### DIRECTIONS
From the listing below, pull out the lines that hold "this".

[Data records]
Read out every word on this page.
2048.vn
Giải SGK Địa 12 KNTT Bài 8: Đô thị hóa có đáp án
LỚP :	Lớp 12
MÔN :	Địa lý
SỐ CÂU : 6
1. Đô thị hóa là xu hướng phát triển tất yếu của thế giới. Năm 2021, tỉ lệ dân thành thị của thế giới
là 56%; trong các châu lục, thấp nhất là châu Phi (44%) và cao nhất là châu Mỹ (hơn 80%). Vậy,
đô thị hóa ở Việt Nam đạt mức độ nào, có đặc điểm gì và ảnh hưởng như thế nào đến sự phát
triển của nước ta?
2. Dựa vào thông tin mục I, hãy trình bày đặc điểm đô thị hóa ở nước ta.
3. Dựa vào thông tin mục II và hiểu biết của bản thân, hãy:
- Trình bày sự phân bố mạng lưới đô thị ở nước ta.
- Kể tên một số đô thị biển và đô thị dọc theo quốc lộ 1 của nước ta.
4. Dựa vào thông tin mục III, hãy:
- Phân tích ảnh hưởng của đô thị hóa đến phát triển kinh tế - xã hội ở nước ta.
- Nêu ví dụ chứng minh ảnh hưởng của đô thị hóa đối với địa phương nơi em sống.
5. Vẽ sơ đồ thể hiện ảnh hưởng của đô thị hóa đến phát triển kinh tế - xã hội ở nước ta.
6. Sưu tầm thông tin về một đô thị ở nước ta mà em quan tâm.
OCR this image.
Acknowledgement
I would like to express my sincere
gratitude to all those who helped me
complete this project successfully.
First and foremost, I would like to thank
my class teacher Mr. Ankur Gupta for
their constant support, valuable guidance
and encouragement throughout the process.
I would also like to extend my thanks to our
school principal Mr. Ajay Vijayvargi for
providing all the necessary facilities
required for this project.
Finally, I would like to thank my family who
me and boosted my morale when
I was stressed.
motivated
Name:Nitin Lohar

--

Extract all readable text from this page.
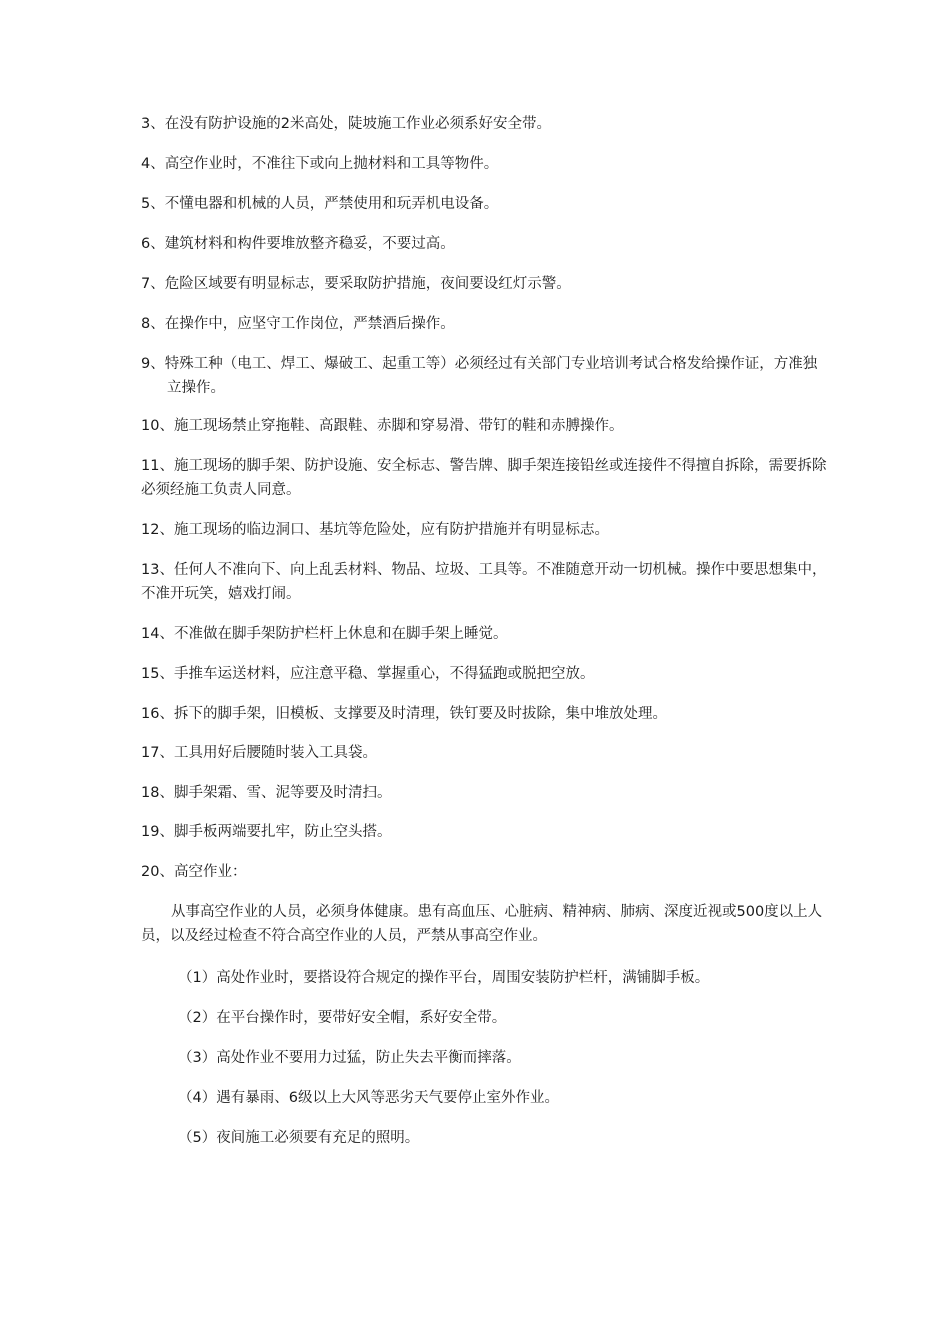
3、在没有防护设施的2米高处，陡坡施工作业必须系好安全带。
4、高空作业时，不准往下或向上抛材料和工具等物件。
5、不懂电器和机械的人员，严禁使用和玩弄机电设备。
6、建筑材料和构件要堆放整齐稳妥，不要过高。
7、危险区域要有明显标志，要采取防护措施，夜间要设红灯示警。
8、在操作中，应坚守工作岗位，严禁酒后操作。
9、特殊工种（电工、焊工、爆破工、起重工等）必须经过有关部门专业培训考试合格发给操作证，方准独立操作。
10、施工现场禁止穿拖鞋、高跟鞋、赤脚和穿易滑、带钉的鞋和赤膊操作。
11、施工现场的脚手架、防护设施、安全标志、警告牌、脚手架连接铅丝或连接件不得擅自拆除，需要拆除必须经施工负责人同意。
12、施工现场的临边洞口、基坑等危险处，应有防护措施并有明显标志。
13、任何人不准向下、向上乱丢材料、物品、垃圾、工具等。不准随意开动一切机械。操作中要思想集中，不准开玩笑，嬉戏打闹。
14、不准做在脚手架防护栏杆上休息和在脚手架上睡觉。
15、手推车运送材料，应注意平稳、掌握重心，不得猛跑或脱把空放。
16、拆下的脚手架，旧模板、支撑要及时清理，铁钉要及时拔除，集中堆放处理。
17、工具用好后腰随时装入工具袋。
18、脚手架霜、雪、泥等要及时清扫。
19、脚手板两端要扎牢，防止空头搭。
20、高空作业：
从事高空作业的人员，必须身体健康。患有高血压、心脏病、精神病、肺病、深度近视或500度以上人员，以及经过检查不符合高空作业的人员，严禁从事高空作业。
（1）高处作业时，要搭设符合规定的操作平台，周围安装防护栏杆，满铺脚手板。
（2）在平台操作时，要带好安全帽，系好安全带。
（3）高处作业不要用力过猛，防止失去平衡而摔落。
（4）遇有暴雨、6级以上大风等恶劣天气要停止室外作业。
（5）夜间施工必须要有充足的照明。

### ANSWER IN FULL
Read out every word on this page.
OCR this image.
complete this project successfully.
required for this project.
Extract all readable text from this page.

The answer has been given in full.